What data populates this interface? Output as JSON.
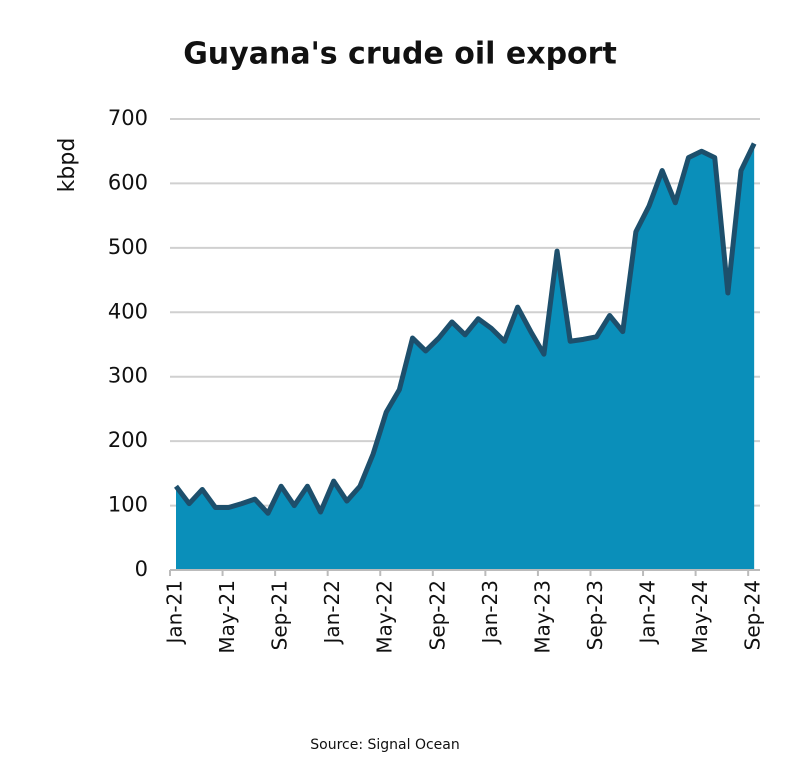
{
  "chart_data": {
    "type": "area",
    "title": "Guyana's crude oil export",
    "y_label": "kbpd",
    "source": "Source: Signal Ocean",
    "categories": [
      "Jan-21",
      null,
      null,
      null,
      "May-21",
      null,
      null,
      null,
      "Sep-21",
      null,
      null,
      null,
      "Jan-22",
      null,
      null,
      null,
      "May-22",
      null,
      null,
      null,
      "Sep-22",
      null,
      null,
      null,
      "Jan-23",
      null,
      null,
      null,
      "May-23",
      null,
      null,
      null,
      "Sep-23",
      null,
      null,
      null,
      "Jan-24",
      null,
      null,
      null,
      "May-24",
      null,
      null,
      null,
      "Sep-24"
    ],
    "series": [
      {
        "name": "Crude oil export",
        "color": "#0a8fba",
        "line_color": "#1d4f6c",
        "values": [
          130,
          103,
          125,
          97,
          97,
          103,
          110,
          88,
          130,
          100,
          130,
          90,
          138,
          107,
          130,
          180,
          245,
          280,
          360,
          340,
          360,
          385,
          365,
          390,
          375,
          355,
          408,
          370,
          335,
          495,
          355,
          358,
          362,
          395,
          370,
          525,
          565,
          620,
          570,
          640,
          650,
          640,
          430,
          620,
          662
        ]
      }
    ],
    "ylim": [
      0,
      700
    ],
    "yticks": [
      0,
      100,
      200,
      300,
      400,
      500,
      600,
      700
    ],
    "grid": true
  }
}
——————————
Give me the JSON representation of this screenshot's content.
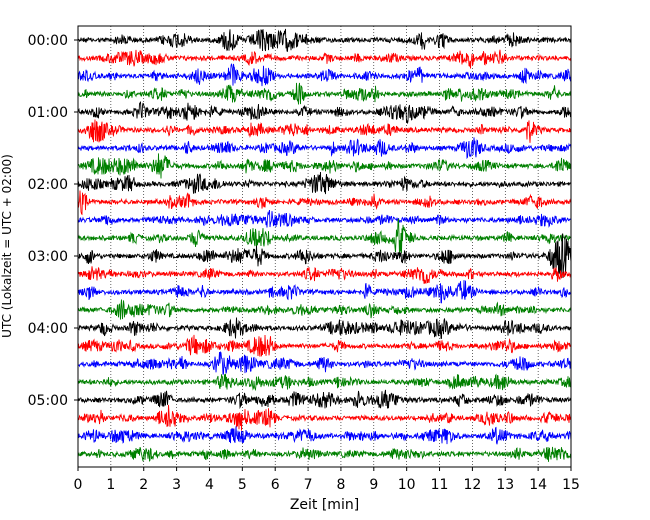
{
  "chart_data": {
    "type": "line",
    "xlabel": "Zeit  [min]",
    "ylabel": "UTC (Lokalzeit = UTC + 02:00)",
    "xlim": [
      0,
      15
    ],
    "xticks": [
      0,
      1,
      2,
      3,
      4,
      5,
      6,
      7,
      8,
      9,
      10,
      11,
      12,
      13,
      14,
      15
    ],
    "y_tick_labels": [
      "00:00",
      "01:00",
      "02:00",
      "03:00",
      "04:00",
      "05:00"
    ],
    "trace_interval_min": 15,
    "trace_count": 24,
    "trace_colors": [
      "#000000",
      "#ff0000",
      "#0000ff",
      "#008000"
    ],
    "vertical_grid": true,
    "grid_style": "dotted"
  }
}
——————————
PROBLEM REQUIREMENTS
Answer with one number only: how many lines above contain the word "JSON".

SOLUTION TO THE EXERCISE
2